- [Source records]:

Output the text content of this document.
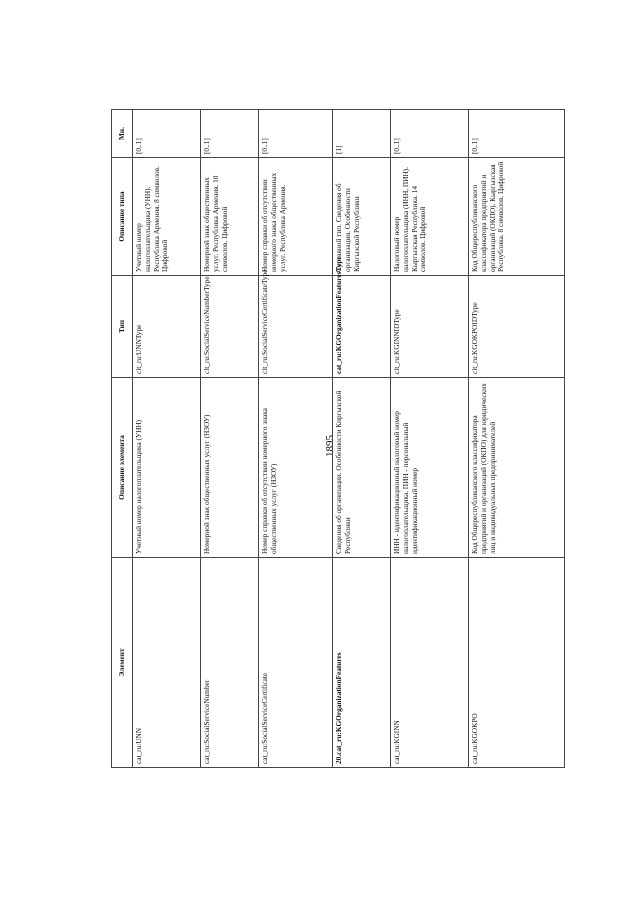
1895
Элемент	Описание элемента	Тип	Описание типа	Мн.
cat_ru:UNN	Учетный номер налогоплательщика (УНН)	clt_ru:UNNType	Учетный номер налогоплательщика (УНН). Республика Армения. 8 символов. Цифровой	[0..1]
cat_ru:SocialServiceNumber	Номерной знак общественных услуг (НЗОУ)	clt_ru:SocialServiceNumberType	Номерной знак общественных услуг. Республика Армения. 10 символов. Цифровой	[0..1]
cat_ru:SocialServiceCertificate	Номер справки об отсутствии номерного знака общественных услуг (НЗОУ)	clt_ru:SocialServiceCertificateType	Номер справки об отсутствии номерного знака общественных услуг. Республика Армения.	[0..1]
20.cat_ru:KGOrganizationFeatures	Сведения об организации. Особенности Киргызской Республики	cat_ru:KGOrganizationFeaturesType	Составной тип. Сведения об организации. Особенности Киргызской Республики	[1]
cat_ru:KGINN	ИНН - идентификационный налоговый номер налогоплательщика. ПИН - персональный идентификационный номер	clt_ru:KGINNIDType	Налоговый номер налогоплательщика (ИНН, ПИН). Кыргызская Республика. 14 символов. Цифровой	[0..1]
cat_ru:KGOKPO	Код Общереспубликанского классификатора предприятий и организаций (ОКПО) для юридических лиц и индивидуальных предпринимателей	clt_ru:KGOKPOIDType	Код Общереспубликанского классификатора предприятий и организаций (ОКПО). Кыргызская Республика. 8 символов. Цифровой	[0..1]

- [Task statement]: Your job is to transcribe the entries above exactly; skip the pictures.

- [Worked answer]:
Output the text content of this document.
1895
Элемент	Описание элемента	Тип	Описание типа	Мн.
cat_ru:UNN	Учетный номер налогоплательщика (УНН)	clt_ru:UNNType	Учетный номер налогоплательщика (УНН). Республика Армения. 8 символов. Цифровой	[0..1]
cat_ru:SocialServiceNumber	Номерной знак общественных услуг (НЗОУ)	clt_ru:SocialServiceNumberType	Номерной знак общественных услуг. Республика Армения. 10 символов. Цифровой	[0..1]
cat_ru:SocialServiceCertificate	Номер справки об отсутствии номерного знака общественных услуг (НЗОУ)	clt_ru:SocialServiceCertificateType	Номер справки об отсутствии номерного знака общественных услуг. Республика Армения.	[0..1]
20.cat_ru:KGOrganizationFeatures	Сведения об организации. Особенности Киргызской Республики	cat_ru:KGOrganizationFeaturesType	Составной тип. Сведения об организации. Особенности Киргызской Республики	[1]
cat_ru:KGINN	ИНН - идентификационный налоговый номер налогоплательщика. ПИН - персональный идентификационный номер	clt_ru:KGINNIDType	Налоговый номер налогоплательщика (ИНН, ПИН). Кыргызская Республика. 14 символов. Цифровой	[0..1]
cat_ru:KGOKPO	Код Общереспубликанского классификатора предприятий и организаций (ОКПО) для юридических лиц и индивидуальных предпринимателей	clt_ru:KGOKPOIDType	Код Общереспубликанского классификатора предприятий и организаций (ОКПО). Кыргызская Республика. 8 символов. Цифровой	[0..1]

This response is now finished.